Data for this exercise –
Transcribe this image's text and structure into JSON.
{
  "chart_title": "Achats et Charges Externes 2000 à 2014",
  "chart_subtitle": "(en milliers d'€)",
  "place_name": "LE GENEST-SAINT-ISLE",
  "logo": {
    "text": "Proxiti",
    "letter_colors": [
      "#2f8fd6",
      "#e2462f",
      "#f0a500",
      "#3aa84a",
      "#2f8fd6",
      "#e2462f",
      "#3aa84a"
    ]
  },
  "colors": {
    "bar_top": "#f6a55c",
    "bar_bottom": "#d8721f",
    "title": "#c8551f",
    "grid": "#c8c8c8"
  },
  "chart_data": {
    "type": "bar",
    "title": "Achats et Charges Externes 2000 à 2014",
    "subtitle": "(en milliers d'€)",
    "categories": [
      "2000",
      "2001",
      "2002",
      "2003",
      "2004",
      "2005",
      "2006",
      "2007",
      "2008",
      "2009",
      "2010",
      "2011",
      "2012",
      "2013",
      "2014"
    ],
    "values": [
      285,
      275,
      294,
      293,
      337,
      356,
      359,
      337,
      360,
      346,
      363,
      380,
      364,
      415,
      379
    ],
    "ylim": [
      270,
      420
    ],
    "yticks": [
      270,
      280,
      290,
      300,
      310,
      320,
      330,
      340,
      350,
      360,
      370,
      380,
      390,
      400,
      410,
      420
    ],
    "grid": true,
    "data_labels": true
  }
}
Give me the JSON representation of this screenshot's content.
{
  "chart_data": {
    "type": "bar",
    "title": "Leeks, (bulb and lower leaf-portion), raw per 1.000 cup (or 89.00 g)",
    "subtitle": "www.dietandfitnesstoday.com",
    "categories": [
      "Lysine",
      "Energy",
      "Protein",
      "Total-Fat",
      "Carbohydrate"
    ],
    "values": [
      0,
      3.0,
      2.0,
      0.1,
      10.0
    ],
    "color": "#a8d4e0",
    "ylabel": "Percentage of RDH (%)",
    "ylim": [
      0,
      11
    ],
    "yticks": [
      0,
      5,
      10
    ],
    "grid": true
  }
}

Exercise directions – From the entries, count the lines that hold the string "Achats". Nothing but the number is needed.

Exercise response – 2